What the task requires -> Set the listing down again in full, word for word, with the pictures left out.

[Data entries]
Begin

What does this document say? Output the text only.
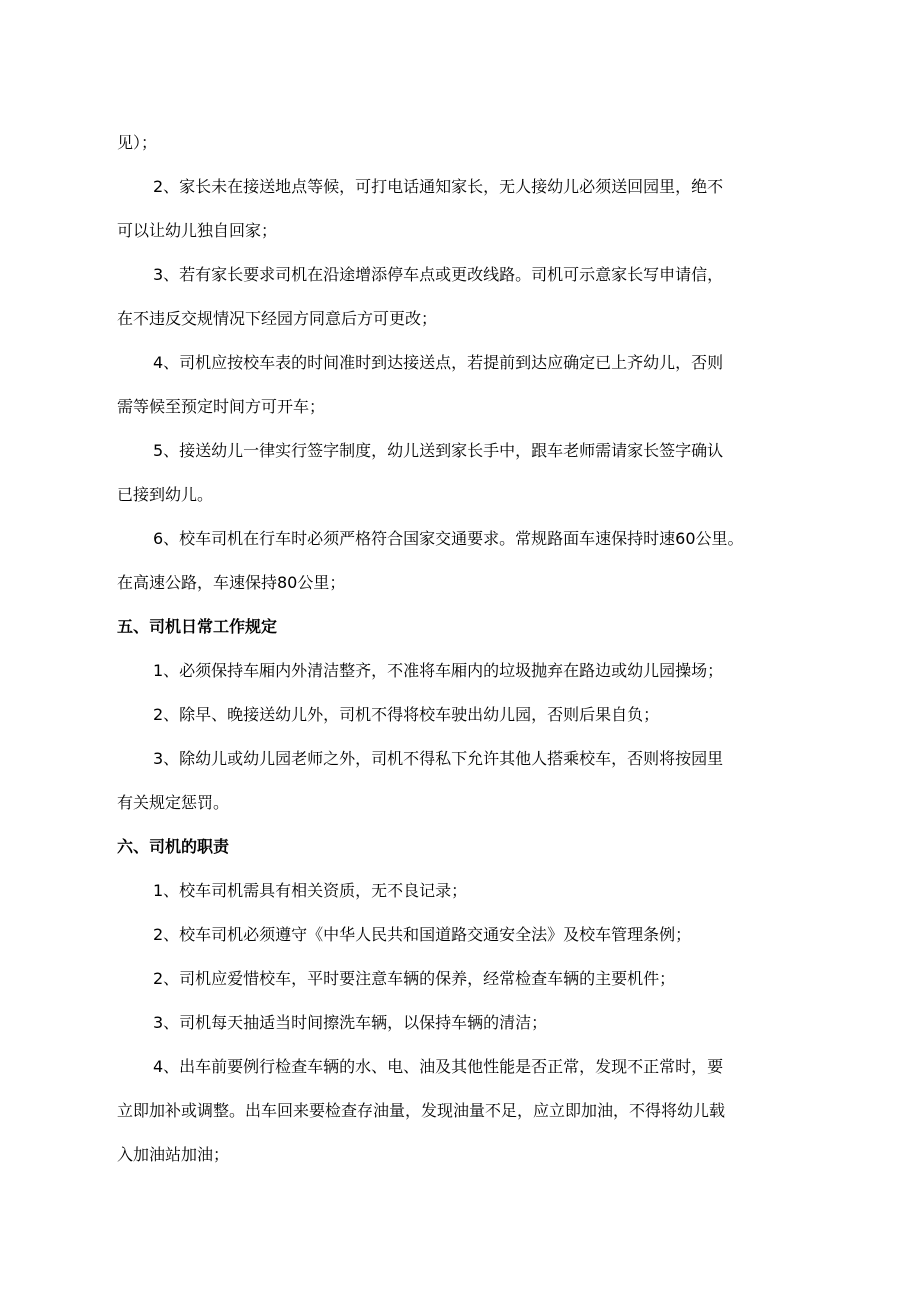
见）；
2、家长未在接送地点等候，可打电话通知家长，无人接幼儿必须送回园里，绝不
可以让幼儿独自回家；
3、若有家长要求司机在沿途增添停车点或更改线路。司机可示意家长写申请信，
在不违反交规情况下经园方同意后方可更改；
4、司机应按校车表的时间准时到达接送点，若提前到达应确定已上齐幼儿，否则
需等候至预定时间方可开车；
5、接送幼儿一律实行签字制度，幼儿送到家长手中，跟车老师需请家长签字确认
已接到幼儿。
6、校车司机在行车时必须严格符合国家交通要求。常规路面车速保持时速60公里。
在高速公路，车速保持80公里；
五、司机日常工作规定
1、必须保持车厢内外清洁整齐，不准将车厢内的垃圾抛弃在路边或幼儿园操场；
2、除早、晚接送幼儿外，司机不得将校车驶出幼儿园，否则后果自负；
3、除幼儿或幼儿园老师之外，司机不得私下允许其他人搭乘校车，否则将按园里
有关规定惩罚。
六、司机的职责
1、校车司机需具有相关资质，无不良记录；
2、校车司机必须遵守《中华人民共和国道路交通安全法》及校车管理条例；
2、司机应爱惜校车，平时要注意车辆的保养，经常检查车辆的主要机件；
3、司机每天抽适当时间擦洗车辆，以保持车辆的清洁；
4、出车前要例行检查车辆的水、电、油及其他性能是否正常，发现不正常时，要
立即加补或调整。出车回来要检查存油量，发现油量不足，应立即加油，不得将幼儿载
入加油站加油；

End

Expected answer ->
What does this document say? Output the text only.
见）；
2、家长未在接送地点等候，可打电话通知家长，无人接幼儿必须送回园里，绝不
可以让幼儿独自回家；
3、若有家长要求司机在沿途增添停车点或更改线路。司机可示意家长写申请信，
在不违反交规情况下经园方同意后方可更改；
4、司机应按校车表的时间准时到达接送点，若提前到达应确定已上齐幼儿，否则
需等候至预定时间方可开车；
5、接送幼儿一律实行签字制度，幼儿送到家长手中，跟车老师需请家长签字确认
已接到幼儿。
6、校车司机在行车时必须严格符合国家交通要求。常规路面车速保持时速60公里。
在高速公路，车速保持80公里；
五、司机日常工作规定
1、必须保持车厢内外清洁整齐，不准将车厢内的垃圾抛弃在路边或幼儿园操场；
2、除早、晚接送幼儿外，司机不得将校车驶出幼儿园，否则后果自负；
3、除幼儿或幼儿园老师之外，司机不得私下允许其他人搭乘校车，否则将按园里
有关规定惩罚。
六、司机的职责
1、校车司机需具有相关资质，无不良记录；
2、校车司机必须遵守《中华人民共和国道路交通安全法》及校车管理条例；
2、司机应爱惜校车，平时要注意车辆的保养，经常检查车辆的主要机件；
3、司机每天抽适当时间擦洗车辆，以保持车辆的清洁；
4、出车前要例行检查车辆的水、电、油及其他性能是否正常，发现不正常时，要
立即加补或调整。出车回来要检查存油量，发现油量不足，应立即加油，不得将幼儿载
入加油站加油；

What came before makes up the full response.